Written request ->
Copy the listing verbatim, excluding any images found in it.

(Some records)
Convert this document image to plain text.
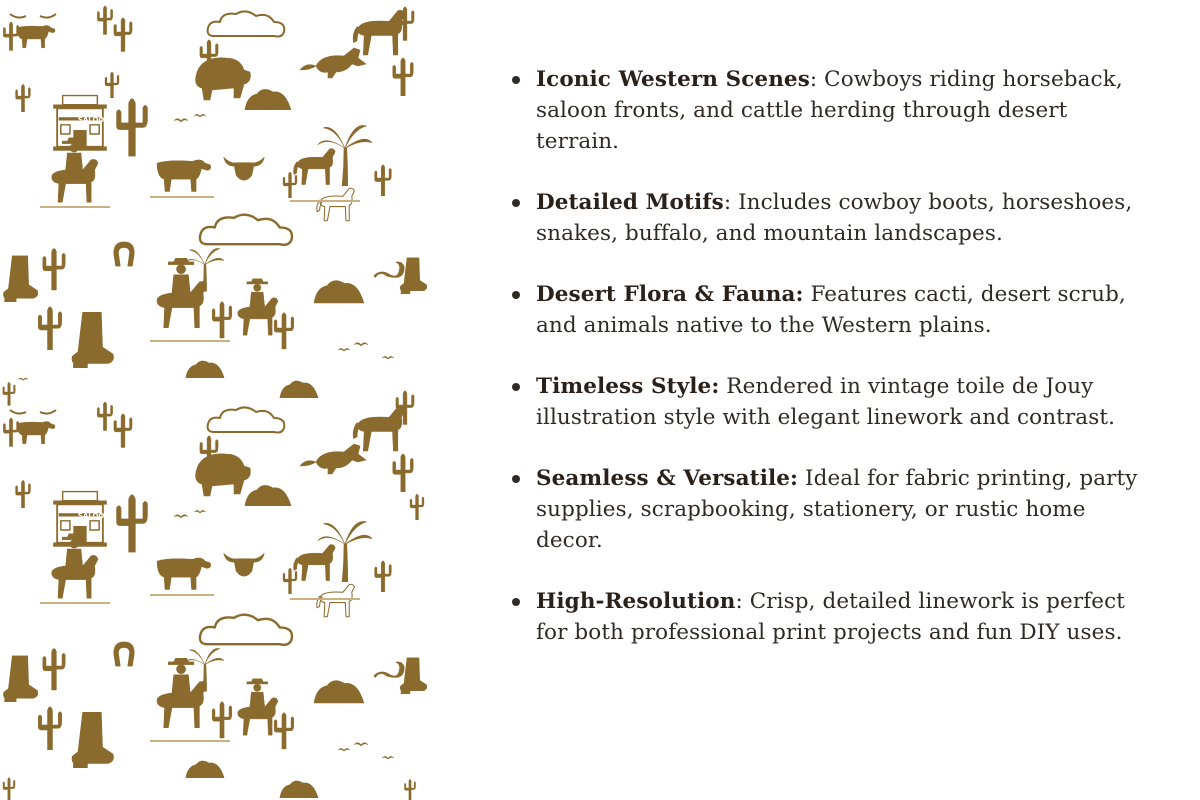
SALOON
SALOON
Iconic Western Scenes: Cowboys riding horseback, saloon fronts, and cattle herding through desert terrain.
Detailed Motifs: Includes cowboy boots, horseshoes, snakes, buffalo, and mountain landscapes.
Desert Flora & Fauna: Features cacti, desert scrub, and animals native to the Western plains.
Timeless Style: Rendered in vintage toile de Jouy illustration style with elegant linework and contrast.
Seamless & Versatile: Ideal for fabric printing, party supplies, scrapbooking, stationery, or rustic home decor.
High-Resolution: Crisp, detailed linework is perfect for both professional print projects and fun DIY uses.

Written response ->
Convert this document image to plain text.
SALOON
SALOON
Iconic Western Scenes: Cowboys riding horseback, saloon fronts, and cattle herding through desert terrain.
Detailed Motifs: Includes cowboy boots, horseshoes, snakes, buffalo, and mountain landscapes.
Desert Flora & Fauna: Features cacti, desert scrub, and animals native to the Western plains.
Timeless Style: Rendered in vintage toile de Jouy illustration style with elegant linework and contrast.
Seamless & Versatile: Ideal for fabric printing, party supplies, scrapbooking, stationery, or rustic home decor.
High-Resolution: Crisp, detailed linework is perfect for both professional print projects and fun DIY uses.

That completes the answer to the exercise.